Problem to solve ▸ Repeat the records below exactly as they appear.

# START OF Excerpted records

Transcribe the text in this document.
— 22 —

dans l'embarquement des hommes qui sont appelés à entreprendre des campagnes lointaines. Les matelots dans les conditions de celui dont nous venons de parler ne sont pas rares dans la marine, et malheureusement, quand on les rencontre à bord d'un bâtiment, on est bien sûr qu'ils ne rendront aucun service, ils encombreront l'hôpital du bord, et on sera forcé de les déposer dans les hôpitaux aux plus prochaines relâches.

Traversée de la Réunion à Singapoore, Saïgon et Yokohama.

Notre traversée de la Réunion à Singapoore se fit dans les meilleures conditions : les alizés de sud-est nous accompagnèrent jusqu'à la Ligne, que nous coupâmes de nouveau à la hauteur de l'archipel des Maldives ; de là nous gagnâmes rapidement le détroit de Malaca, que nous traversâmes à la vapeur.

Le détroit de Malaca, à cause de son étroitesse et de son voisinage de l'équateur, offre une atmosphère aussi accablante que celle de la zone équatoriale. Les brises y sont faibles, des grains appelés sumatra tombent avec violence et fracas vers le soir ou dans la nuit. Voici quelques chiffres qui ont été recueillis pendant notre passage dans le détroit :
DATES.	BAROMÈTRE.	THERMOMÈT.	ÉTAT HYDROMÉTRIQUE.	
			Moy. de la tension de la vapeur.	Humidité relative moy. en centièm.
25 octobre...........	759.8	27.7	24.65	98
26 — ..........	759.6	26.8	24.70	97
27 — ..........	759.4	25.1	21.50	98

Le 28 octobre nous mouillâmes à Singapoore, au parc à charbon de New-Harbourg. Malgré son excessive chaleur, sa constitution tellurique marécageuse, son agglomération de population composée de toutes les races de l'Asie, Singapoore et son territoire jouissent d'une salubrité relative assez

# END OF Excerpted records

Finished exercise ▸
Transcribe the text in this document.
— 22 —

dans l'embarquement des hommes qui sont appelés à entreprendre des campagnes lointaines. Les matelots dans les conditions de celui dont nous venons de parler ne sont pas rares dans la marine, et malheureusement, quand on les rencontre à bord d'un bâtiment, on est bien sûr qu'ils ne rendront aucun service, ils encombreront l'hôpital du bord, et on sera forcé de les déposer dans les hôpitaux aux plus prochaines relâches.

Traversée de la Réunion à Singapoore, Saïgon et Yokohama.

Notre traversée de la Réunion à Singapoore se fit dans les meilleures conditions : les alizés de sud-est nous accompagnèrent jusqu'à la Ligne, que nous coupâmes de nouveau à la hauteur de l'archipel des Maldives ; de là nous gagnâmes rapidement le détroit de Malaca, que nous traversâmes à la vapeur.

Le détroit de Malaca, à cause de son étroitesse et de son voisinage de l'équateur, offre une atmosphère aussi accablante que celle de la zone équatoriale. Les brises y sont faibles, des grains appelés sumatra tombent avec violence et fracas vers le soir ou dans la nuit. Voici quelques chiffres qui ont été recueillis pendant notre passage dans le détroit :
DATES.	BAROMÈTRE.	THERMOMÈT.	ÉTAT HYDROMÉTRIQUE.	
			Moy. de la tension de la vapeur.	Humidité relative moy. en centièm.
25 octobre...........	759.8	27.7	24.65	98
26 — ..........	759.6	26.8	24.70	97
27 — ..........	759.4	25.1	21.50	98

Le 28 octobre nous mouillâmes à Singapoore, au parc à charbon de New-Harbourg. Malgré son excessive chaleur, sa constitution tellurique marécageuse, son agglomération de population composée de toutes les races de l'Asie, Singapoore et son territoire jouissent d'une salubrité relative assez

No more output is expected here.